Task statement
The answer must be an exact copy of every entry, with no pictures in it.

Given entries
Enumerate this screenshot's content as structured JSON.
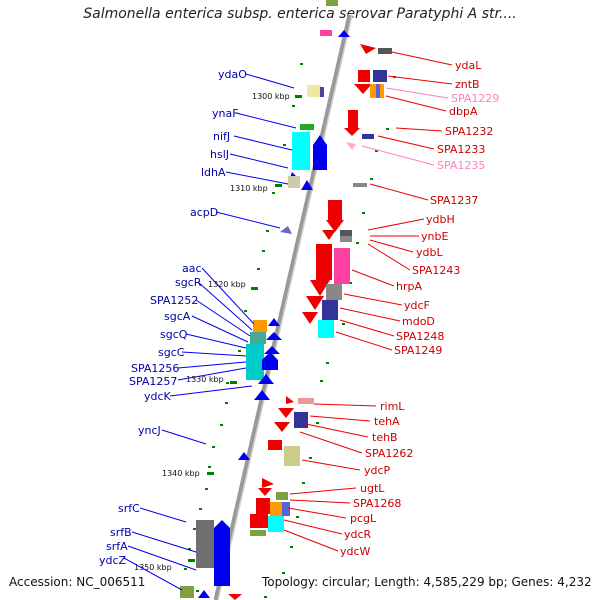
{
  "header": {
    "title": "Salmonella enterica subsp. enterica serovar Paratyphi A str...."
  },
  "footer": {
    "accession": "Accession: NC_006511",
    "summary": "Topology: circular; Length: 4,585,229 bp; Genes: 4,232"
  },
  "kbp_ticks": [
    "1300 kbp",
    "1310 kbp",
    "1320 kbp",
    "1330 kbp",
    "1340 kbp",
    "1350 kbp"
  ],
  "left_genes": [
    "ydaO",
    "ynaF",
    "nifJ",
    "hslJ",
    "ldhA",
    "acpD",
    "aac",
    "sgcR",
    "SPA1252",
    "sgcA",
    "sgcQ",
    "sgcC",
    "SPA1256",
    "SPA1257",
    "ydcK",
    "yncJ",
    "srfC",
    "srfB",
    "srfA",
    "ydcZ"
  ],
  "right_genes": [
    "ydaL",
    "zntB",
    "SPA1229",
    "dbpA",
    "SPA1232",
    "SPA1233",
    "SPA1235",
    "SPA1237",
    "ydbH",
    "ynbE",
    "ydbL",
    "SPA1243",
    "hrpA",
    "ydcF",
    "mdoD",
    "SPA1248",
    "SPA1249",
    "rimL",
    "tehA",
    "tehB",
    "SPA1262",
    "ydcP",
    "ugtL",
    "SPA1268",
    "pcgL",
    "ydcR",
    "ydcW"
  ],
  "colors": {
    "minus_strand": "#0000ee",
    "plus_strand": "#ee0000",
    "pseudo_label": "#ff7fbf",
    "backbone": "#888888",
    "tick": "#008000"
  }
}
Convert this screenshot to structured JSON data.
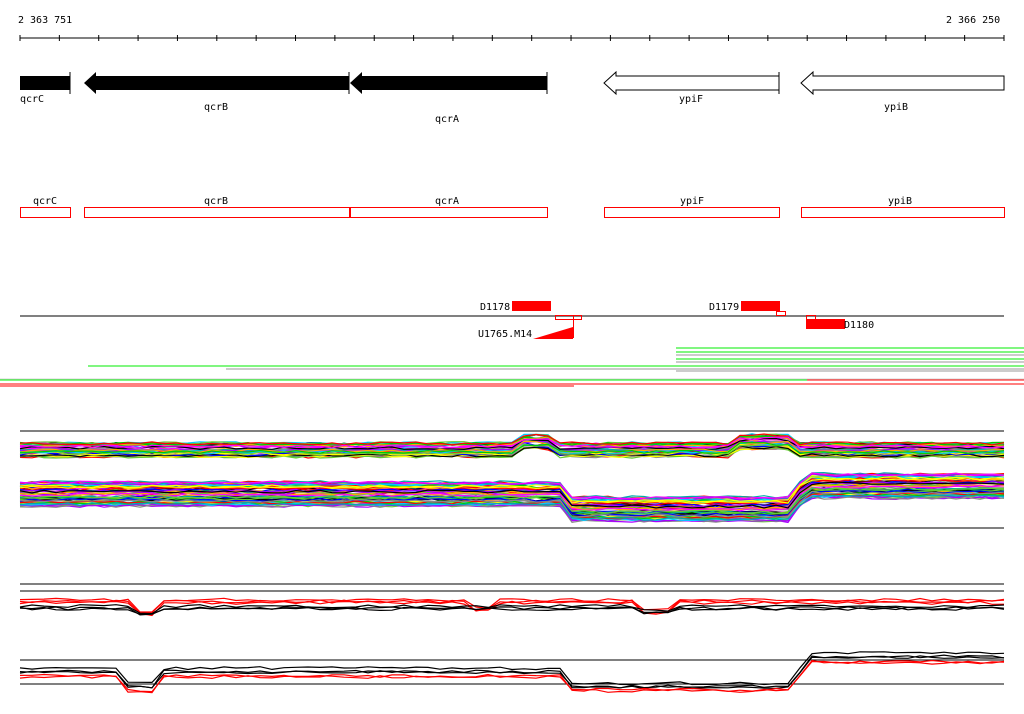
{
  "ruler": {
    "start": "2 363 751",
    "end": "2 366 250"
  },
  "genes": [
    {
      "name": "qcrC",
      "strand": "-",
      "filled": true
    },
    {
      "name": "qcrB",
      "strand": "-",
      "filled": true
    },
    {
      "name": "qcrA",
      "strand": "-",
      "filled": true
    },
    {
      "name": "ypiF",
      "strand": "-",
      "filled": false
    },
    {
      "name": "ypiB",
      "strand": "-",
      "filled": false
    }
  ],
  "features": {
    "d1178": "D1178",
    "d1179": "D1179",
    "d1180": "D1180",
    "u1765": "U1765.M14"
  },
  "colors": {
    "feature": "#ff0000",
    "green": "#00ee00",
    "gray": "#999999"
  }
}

Problem solution
Enumerate this screenshot's content as structured JSON.
{
  "header": {
    "title": "Salmonella enterica subsp. enterica serovar Paratyphi A str...."
  },
  "footer": {
    "accession": "Accession: NC_006511",
    "summary": "Topology: circular; Length: 4,585,229 bp; Genes: 4,232"
  },
  "kbp_ticks": [
    "1300 kbp",
    "1310 kbp",
    "1320 kbp",
    "1330 kbp",
    "1340 kbp",
    "1350 kbp"
  ],
  "left_genes": [
    "ydaO",
    "ynaF",
    "nifJ",
    "hslJ",
    "ldhA",
    "acpD",
    "aac",
    "sgcR",
    "SPA1252",
    "sgcA",
    "sgcQ",
    "sgcC",
    "SPA1256",
    "SPA1257",
    "ydcK",
    "yncJ",
    "srfC",
    "srfB",
    "srfA",
    "ydcZ"
  ],
  "right_genes": [
    "ydaL",
    "zntB",
    "SPA1229",
    "dbpA",
    "SPA1232",
    "SPA1233",
    "SPA1235",
    "SPA1237",
    "ydbH",
    "ynbE",
    "ydbL",
    "SPA1243",
    "hrpA",
    "ydcF",
    "mdoD",
    "SPA1248",
    "SPA1249",
    "rimL",
    "tehA",
    "tehB",
    "SPA1262",
    "ydcP",
    "ugtL",
    "SPA1268",
    "pcgL",
    "ydcR",
    "ydcW"
  ],
  "colors": {
    "minus_strand": "#0000ee",
    "plus_strand": "#ee0000",
    "pseudo_label": "#ff7fbf",
    "backbone": "#888888",
    "tick": "#008000"
  }
}
Convert this screenshot to structured JSON data.
{
  "ruler": {
    "start": "2 363 751",
    "end": "2 366 250"
  },
  "genes": [
    {
      "name": "qcrC",
      "strand": "-",
      "filled": true
    },
    {
      "name": "qcrB",
      "strand": "-",
      "filled": true
    },
    {
      "name": "qcrA",
      "strand": "-",
      "filled": true
    },
    {
      "name": "ypiF",
      "strand": "-",
      "filled": false
    },
    {
      "name": "ypiB",
      "strand": "-",
      "filled": false
    }
  ],
  "features": {
    "d1178": "D1178",
    "d1179": "D1179",
    "d1180": "D1180",
    "u1765": "U1765.M14"
  },
  "colors": {
    "feature": "#ff0000",
    "green": "#00ee00",
    "gray": "#999999"
  }
}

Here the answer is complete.